| DATASET ROWS |
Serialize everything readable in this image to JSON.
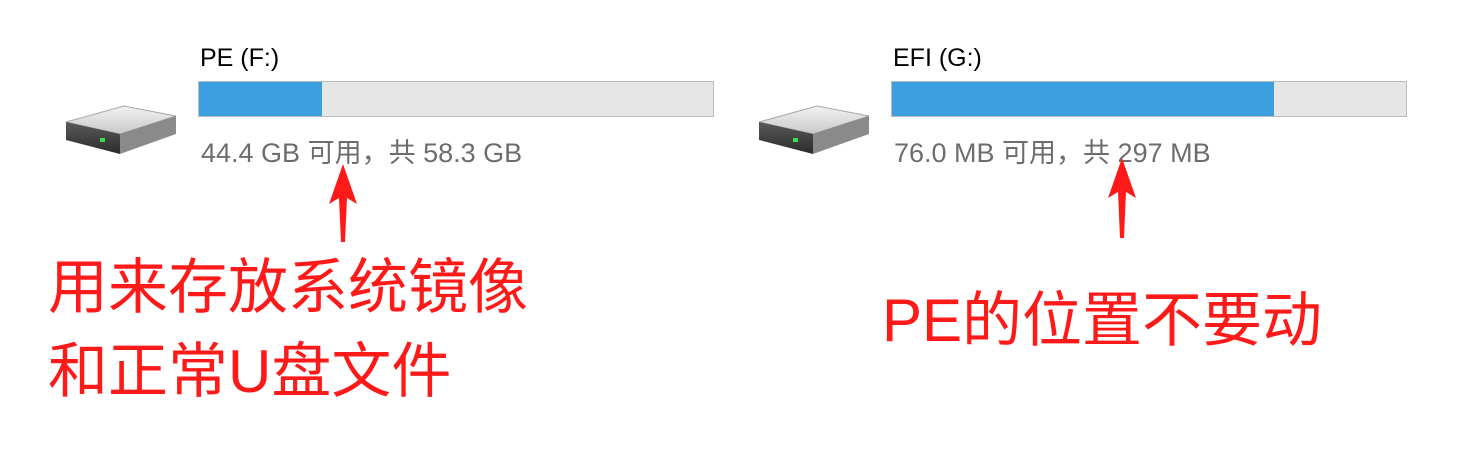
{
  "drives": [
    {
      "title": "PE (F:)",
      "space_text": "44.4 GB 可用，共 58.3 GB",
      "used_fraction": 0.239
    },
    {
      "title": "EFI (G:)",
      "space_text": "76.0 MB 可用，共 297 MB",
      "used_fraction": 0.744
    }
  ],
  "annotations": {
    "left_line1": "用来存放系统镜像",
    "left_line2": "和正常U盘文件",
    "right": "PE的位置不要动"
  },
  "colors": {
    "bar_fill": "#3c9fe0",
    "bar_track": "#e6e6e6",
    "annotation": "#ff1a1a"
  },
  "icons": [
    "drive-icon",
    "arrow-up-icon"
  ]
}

| EXERCISE DETAILS |
Copy every record above exactly, leaving out the pictures.

| ANSWER BELOW |
Serialize everything readable in this image to JSON.
{
  "drives": [
    {
      "title": "PE (F:)",
      "space_text": "44.4 GB 可用，共 58.3 GB",
      "used_fraction": 0.239
    },
    {
      "title": "EFI (G:)",
      "space_text": "76.0 MB 可用，共 297 MB",
      "used_fraction": 0.744
    }
  ],
  "annotations": {
    "left_line1": "用来存放系统镜像",
    "left_line2": "和正常U盘文件",
    "right": "PE的位置不要动"
  },
  "colors": {
    "bar_fill": "#3c9fe0",
    "bar_track": "#e6e6e6",
    "annotation": "#ff1a1a"
  },
  "icons": [
    "drive-icon",
    "arrow-up-icon"
  ]
}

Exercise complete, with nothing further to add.